Stated task
Answer with a single number, the count of lines holding the word "text".

** START OF Records provided **

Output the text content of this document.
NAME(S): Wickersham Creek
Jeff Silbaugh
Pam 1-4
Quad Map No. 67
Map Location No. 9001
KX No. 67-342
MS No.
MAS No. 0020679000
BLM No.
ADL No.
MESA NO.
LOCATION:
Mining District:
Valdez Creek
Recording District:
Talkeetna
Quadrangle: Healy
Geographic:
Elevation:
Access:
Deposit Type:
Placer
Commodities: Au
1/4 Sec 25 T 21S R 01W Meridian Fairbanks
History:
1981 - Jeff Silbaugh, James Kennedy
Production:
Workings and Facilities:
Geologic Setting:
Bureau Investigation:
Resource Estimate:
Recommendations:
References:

** END OF Records provided **
** START OF Records provided **

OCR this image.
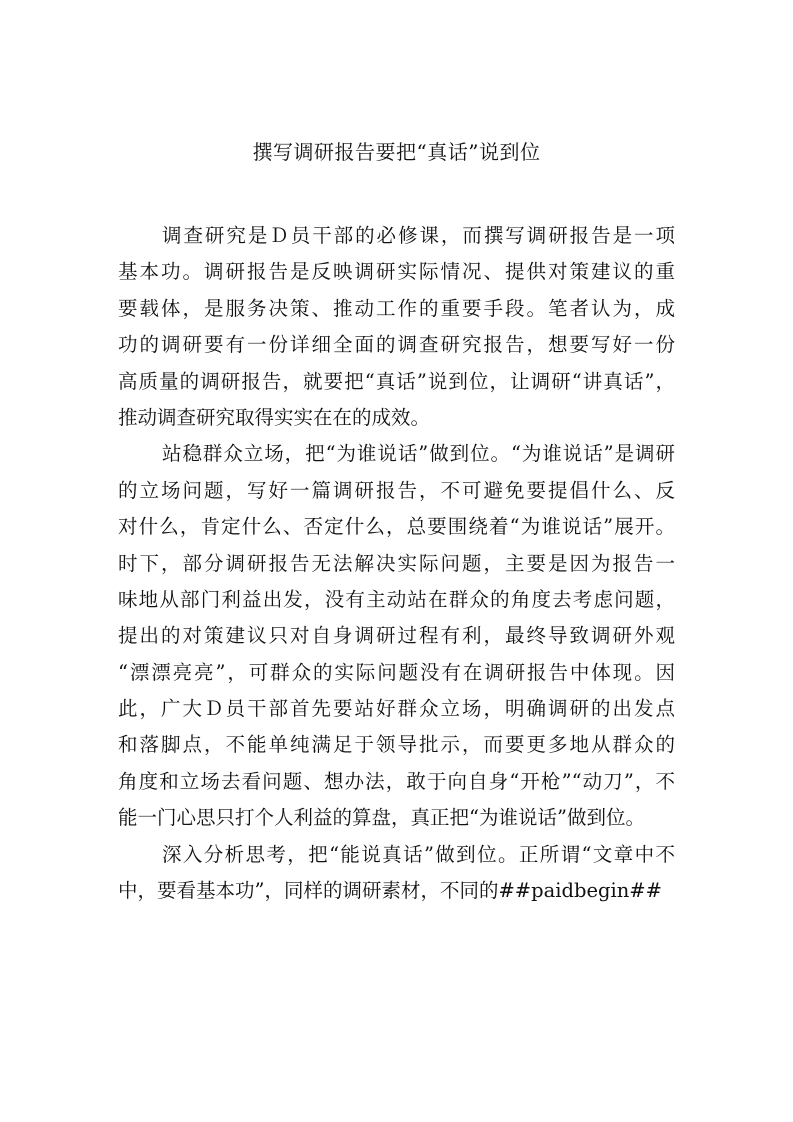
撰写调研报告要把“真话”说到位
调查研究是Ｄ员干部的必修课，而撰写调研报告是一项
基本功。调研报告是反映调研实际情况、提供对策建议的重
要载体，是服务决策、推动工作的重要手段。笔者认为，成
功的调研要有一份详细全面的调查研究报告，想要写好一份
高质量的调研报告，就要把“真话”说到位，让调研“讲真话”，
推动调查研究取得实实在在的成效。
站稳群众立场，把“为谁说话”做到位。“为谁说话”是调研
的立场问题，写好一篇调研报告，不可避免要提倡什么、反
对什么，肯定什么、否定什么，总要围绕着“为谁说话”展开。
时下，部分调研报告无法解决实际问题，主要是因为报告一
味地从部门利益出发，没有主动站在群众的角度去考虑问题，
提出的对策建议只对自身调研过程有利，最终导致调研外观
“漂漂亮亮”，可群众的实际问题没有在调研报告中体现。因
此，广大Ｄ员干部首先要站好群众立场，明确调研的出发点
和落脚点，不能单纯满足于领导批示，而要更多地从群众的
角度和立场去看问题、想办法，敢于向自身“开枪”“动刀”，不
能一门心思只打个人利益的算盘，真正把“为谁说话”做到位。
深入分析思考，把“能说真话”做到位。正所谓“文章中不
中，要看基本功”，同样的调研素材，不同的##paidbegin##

** END OF Records provided **
** START OF Records provided **

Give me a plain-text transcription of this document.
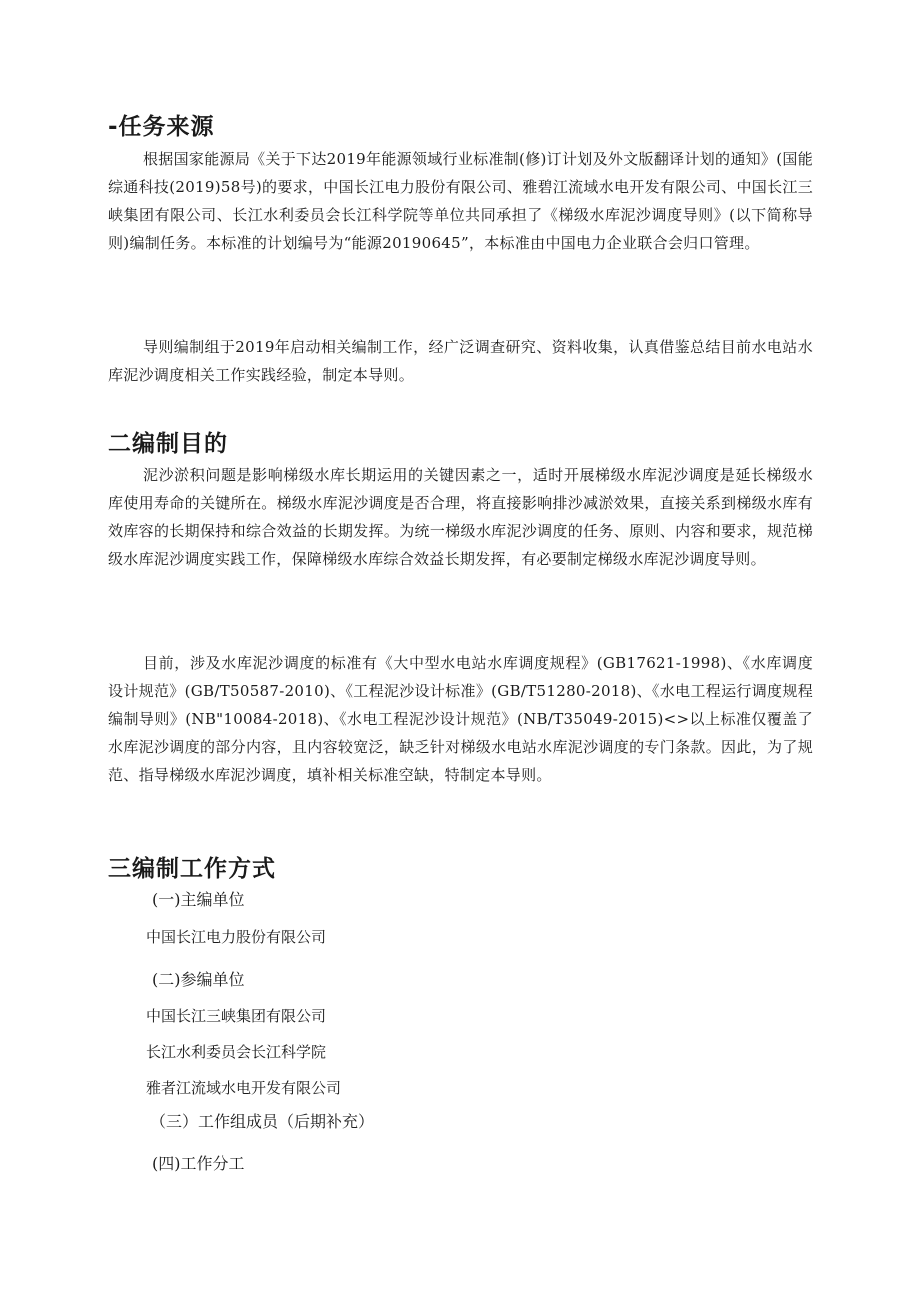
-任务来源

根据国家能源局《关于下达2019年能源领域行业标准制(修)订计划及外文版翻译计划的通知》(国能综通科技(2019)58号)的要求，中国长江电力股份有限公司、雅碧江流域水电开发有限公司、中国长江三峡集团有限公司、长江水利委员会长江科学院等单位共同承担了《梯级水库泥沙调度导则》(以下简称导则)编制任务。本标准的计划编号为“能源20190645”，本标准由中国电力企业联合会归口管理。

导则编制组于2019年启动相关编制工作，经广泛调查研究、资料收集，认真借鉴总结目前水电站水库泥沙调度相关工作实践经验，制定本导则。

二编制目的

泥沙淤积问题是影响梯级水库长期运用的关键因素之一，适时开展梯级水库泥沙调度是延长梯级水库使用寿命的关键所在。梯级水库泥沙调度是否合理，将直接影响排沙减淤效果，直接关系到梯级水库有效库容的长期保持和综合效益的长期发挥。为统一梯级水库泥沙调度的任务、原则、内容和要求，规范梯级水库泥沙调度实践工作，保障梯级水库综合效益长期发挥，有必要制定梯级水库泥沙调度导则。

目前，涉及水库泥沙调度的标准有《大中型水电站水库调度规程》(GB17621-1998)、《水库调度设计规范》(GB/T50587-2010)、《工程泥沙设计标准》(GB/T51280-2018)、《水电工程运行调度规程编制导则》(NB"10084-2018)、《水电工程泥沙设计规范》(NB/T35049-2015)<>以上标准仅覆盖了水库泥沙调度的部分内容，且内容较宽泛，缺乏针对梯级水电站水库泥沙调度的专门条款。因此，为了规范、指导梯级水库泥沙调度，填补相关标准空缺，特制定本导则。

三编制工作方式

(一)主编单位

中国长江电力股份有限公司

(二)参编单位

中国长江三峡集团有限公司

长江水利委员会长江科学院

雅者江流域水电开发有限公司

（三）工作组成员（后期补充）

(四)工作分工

** END OF Records provided **

Written solution
2